▸ **Given problem**:
Can all of these lines be returned exactly?

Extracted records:
++++++++

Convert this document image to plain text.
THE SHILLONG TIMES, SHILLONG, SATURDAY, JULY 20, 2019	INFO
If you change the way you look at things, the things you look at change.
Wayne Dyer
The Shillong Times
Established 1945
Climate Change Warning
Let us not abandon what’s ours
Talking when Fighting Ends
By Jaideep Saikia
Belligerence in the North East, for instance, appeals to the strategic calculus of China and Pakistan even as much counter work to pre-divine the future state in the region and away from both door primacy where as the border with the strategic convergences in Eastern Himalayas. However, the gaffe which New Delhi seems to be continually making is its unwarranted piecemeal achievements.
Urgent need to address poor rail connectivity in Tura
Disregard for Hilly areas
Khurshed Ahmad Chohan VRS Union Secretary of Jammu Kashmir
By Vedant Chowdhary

++++++++

▸ **Finished task**:
Convert this document image to plain text.
THE SHILLONG TIMES, SHILLONG, SATURDAY, JULY 20, 2019	INFO
If you change the way you look at things, the things you look at change.
Wayne Dyer
The Shillong Times
Established 1945
Climate Change Warning
Let us not abandon what’s ours
Talking when Fighting Ends
By Jaideep Saikia
Belligerence in the North East, for instance, appeals to the strategic calculus of China and Pakistan even as much counter work to pre-divine the future state in the region and away from both door primacy where as the border with the strategic convergences in Eastern Himalayas. However, the gaffe which New Delhi seems to be continually making is its unwarranted piecemeal achievements.
Urgent need to address poor rail connectivity in Tura
Disregard for Hilly areas
Khurshed Ahmad Chohan VRS Union Secretary of Jammu Kashmir
By Vedant Chowdhary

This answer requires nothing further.